PROBLEM REQUIREMENTS | All of the records listed below should be retyped exactly.

TASK MATERIAL |
━━━━━━━━━━━━━━━━
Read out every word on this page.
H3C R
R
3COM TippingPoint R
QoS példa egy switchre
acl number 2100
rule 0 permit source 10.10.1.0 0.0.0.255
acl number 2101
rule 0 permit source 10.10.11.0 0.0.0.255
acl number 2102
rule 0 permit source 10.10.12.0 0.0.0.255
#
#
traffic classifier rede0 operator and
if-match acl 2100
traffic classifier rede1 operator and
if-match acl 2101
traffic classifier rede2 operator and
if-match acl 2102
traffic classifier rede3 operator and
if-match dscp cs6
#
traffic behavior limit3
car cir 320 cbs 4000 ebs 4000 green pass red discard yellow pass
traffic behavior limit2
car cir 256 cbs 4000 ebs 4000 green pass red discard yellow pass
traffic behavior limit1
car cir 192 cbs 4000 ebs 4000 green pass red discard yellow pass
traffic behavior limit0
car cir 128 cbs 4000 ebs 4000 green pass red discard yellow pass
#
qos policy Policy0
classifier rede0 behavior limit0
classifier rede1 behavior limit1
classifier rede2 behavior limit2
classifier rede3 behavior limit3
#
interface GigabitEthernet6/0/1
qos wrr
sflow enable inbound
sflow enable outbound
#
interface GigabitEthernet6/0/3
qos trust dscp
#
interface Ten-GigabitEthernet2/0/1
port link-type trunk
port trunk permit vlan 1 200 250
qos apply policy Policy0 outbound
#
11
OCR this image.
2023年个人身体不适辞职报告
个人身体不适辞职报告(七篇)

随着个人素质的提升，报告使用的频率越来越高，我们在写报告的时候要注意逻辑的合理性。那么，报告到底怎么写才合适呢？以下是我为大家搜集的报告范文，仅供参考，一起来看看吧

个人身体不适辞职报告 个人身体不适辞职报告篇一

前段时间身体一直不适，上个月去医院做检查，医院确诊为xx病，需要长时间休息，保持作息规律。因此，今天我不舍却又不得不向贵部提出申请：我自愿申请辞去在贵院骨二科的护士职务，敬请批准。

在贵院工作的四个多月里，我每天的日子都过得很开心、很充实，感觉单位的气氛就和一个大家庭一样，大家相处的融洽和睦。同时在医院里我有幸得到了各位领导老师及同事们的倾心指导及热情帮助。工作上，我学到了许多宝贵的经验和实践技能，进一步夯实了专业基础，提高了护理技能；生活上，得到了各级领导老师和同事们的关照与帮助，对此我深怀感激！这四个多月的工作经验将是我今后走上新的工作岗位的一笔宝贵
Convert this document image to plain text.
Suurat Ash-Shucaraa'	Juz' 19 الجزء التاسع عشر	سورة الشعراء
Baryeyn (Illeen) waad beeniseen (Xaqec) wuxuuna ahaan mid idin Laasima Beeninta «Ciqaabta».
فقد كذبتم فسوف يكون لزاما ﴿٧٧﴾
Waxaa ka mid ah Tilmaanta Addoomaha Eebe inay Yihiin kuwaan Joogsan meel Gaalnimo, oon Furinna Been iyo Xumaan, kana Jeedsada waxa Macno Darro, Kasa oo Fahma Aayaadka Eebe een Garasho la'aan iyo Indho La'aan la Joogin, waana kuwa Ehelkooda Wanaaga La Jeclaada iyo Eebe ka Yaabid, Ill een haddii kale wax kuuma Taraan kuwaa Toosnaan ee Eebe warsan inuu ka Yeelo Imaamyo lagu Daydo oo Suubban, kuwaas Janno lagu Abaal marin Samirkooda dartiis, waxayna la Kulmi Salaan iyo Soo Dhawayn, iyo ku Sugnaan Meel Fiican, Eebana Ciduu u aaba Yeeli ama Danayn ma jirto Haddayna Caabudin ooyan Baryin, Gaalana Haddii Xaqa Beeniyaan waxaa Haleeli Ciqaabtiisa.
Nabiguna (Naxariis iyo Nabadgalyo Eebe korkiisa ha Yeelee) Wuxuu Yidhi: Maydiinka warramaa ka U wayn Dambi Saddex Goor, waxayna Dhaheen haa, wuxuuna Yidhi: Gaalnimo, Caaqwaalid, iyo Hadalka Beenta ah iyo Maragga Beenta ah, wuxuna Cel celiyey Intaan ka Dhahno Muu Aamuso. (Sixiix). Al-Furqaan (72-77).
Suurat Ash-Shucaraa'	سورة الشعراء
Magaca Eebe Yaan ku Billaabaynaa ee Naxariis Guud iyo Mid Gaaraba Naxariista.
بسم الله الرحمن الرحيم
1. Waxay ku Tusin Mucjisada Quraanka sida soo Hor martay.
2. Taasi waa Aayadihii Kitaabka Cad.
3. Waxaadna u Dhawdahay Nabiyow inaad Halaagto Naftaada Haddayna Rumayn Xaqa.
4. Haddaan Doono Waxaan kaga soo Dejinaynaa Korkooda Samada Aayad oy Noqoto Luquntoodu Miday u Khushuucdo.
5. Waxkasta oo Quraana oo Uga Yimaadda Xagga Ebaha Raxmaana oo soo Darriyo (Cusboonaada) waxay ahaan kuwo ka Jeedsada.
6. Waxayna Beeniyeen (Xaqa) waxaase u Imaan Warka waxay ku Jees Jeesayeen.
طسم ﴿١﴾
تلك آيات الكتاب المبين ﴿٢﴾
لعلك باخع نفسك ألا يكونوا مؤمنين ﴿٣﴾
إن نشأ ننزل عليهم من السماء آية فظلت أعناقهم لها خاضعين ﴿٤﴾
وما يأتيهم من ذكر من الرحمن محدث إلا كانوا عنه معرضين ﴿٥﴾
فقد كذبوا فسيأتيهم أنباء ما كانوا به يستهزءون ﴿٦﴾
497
━━━━━━━━━━━━━━━━
FULL SOLUTION |
Read out every word on this page.
H3C R
R
3COM TippingPoint R
QoS példa egy switchre
acl number 2100
rule 0 permit source 10.10.1.0 0.0.0.255
acl number 2101
rule 0 permit source 10.10.11.0 0.0.0.255
acl number 2102
rule 0 permit source 10.10.12.0 0.0.0.255
#
#
traffic classifier rede0 operator and
if-match acl 2100
traffic classifier rede1 operator and
if-match acl 2101
traffic classifier rede2 operator and
if-match acl 2102
traffic classifier rede3 operator and
if-match dscp cs6
#
traffic behavior limit3
car cir 320 cbs 4000 ebs 4000 green pass red discard yellow pass
traffic behavior limit2
car cir 256 cbs 4000 ebs 4000 green pass red discard yellow pass
traffic behavior limit1
car cir 192 cbs 4000 ebs 4000 green pass red discard yellow pass
traffic behavior limit0
car cir 128 cbs 4000 ebs 4000 green pass red discard yellow pass
#
qos policy Policy0
classifier rede0 behavior limit0
classifier rede1 behavior limit1
classifier rede2 behavior limit2
classifier rede3 behavior limit3
#
interface GigabitEthernet6/0/1
qos wrr
sflow enable inbound
sflow enable outbound
#
interface GigabitEthernet6/0/3
qos trust dscp
#
interface Ten-GigabitEthernet2/0/1
port link-type trunk
port trunk permit vlan 1 200 250
qos apply policy Policy0 outbound
#
11
OCR this image.
2023年个人身体不适辞职报告
个人身体不适辞职报告(七篇)

随着个人素质的提升，报告使用的频率越来越高，我们在写报告的时候要注意逻辑的合理性。那么，报告到底怎么写才合适呢？以下是我为大家搜集的报告范文，仅供参考，一起来看看吧

个人身体不适辞职报告 个人身体不适辞职报告篇一

前段时间身体一直不适，上个月去医院做检查，医院确诊为xx病，需要长时间休息，保持作息规律。因此，今天我不舍却又不得不向贵部提出申请：我自愿申请辞去在贵院骨二科的护士职务，敬请批准。

在贵院工作的四个多月里，我每天的日子都过得很开心、很充实，感觉单位的气氛就和一个大家庭一样，大家相处的融洽和睦。同时在医院里我有幸得到了各位领导老师及同事们的倾心指导及热情帮助。工作上，我学到了许多宝贵的经验和实践技能，进一步夯实了专业基础，提高了护理技能；生活上，得到了各级领导老师和同事们的关照与帮助，对此我深怀感激！这四个多月的工作经验将是我今后走上新的工作岗位的一笔宝贵
Convert this document image to plain text.
Suurat Ash-Shucaraa'	Juz' 19 الجزء التاسع عشر	سورة الشعراء
Baryeyn (Illeen) waad beeniseen (Xaqec) wuxuuna ahaan mid idin Laasima Beeninta «Ciqaabta».
فقد كذبتم فسوف يكون لزاما ﴿٧٧﴾
Waxaa ka mid ah Tilmaanta Addoomaha Eebe inay Yihiin kuwaan Joogsan meel Gaalnimo, oon Furinna Been iyo Xumaan, kana Jeedsada waxa Macno Darro, Kasa oo Fahma Aayaadka Eebe een Garasho la'aan iyo Indho La'aan la Joogin, waana kuwa Ehelkooda Wanaaga La Jeclaada iyo Eebe ka Yaabid, Ill een haddii kale wax kuuma Taraan kuwaa Toosnaan ee Eebe warsan inuu ka Yeelo Imaamyo lagu Daydo oo Suubban, kuwaas Janno lagu Abaal marin Samirkooda dartiis, waxayna la Kulmi Salaan iyo Soo Dhawayn, iyo ku Sugnaan Meel Fiican, Eebana Ciduu u aaba Yeeli ama Danayn ma jirto Haddayna Caabudin ooyan Baryin, Gaalana Haddii Xaqa Beeniyaan waxaa Haleeli Ciqaabtiisa.
Nabiguna (Naxariis iyo Nabadgalyo Eebe korkiisa ha Yeelee) Wuxuu Yidhi: Maydiinka warramaa ka U wayn Dambi Saddex Goor, waxayna Dhaheen haa, wuxuuna Yidhi: Gaalnimo, Caaqwaalid, iyo Hadalka Beenta ah iyo Maragga Beenta ah, wuxuna Cel celiyey Intaan ka Dhahno Muu Aamuso. (Sixiix). Al-Furqaan (72-77).
Suurat Ash-Shucaraa'	سورة الشعراء
Magaca Eebe Yaan ku Billaabaynaa ee Naxariis Guud iyo Mid Gaaraba Naxariista.
بسم الله الرحمن الرحيم
1. Waxay ku Tusin Mucjisada Quraanka sida soo Hor martay.
2. Taasi waa Aayadihii Kitaabka Cad.
3. Waxaadna u Dhawdahay Nabiyow inaad Halaagto Naftaada Haddayna Rumayn Xaqa.
4. Haddaan Doono Waxaan kaga soo Dejinaynaa Korkooda Samada Aayad oy Noqoto Luquntoodu Miday u Khushuucdo.
5. Waxkasta oo Quraana oo Uga Yimaadda Xagga Ebaha Raxmaana oo soo Darriyo (Cusboonaada) waxay ahaan kuwo ka Jeedsada.
6. Waxayna Beeniyeen (Xaqa) waxaase u Imaan Warka waxay ku Jees Jeesayeen.
طسم ﴿١﴾
تلك آيات الكتاب المبين ﴿٢﴾
لعلك باخع نفسك ألا يكونوا مؤمنين ﴿٣﴾
إن نشأ ننزل عليهم من السماء آية فظلت أعناقهم لها خاضعين ﴿٤﴾
وما يأتيهم من ذكر من الرحمن محدث إلا كانوا عنه معرضين ﴿٥﴾
فقد كذبوا فسيأتيهم أنباء ما كانوا به يستهزءون ﴿٦﴾
497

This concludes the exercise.